start

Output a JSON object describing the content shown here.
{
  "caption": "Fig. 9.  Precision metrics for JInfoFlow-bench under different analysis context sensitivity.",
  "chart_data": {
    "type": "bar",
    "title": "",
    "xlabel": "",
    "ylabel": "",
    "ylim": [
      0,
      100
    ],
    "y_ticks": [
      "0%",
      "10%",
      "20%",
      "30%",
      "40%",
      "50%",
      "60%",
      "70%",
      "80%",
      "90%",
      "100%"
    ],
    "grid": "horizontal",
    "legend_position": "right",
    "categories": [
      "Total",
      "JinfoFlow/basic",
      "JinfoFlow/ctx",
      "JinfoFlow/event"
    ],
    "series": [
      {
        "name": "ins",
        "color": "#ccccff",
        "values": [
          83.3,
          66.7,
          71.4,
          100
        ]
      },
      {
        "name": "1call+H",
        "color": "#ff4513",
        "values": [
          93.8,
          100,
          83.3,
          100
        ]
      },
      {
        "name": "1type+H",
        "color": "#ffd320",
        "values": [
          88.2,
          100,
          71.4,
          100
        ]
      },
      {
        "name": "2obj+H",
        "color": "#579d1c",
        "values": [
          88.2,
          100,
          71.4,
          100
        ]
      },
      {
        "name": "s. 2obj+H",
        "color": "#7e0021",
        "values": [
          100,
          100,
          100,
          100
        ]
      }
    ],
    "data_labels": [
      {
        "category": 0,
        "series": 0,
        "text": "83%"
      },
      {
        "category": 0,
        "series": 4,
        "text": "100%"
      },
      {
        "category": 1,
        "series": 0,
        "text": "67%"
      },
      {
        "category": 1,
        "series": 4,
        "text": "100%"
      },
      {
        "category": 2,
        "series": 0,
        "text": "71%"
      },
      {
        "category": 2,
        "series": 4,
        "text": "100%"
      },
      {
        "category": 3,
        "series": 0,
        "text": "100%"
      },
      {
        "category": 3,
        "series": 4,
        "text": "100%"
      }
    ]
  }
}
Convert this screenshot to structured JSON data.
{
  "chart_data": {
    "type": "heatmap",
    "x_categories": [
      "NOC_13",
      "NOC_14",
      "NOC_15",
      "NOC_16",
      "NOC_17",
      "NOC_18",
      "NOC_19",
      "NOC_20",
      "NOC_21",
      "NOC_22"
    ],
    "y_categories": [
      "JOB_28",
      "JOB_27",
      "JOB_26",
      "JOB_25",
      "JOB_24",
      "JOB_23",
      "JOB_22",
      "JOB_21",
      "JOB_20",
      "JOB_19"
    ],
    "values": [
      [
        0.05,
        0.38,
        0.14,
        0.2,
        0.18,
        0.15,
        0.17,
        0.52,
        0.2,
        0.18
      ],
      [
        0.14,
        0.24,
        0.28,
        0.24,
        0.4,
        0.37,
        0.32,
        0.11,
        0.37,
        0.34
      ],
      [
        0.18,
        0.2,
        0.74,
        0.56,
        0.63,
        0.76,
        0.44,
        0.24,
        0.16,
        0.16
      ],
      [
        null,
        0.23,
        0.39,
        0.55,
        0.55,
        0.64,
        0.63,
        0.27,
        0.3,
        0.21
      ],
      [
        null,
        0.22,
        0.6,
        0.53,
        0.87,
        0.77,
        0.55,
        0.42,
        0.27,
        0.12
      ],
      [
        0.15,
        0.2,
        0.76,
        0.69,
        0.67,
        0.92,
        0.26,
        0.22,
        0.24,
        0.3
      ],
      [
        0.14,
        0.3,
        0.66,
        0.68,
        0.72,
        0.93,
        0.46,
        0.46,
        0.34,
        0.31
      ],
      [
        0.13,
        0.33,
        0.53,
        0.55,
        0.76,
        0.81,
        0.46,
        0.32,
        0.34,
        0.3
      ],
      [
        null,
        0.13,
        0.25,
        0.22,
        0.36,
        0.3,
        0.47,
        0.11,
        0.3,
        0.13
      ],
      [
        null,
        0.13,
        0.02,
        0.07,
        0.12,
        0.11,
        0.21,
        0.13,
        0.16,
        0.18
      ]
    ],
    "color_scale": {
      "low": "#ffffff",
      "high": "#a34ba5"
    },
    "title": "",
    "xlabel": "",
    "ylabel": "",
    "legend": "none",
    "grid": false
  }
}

end

Problem to solve:
Count how many lines hold the string "JSON" and give that number alone.

Result of this task:
2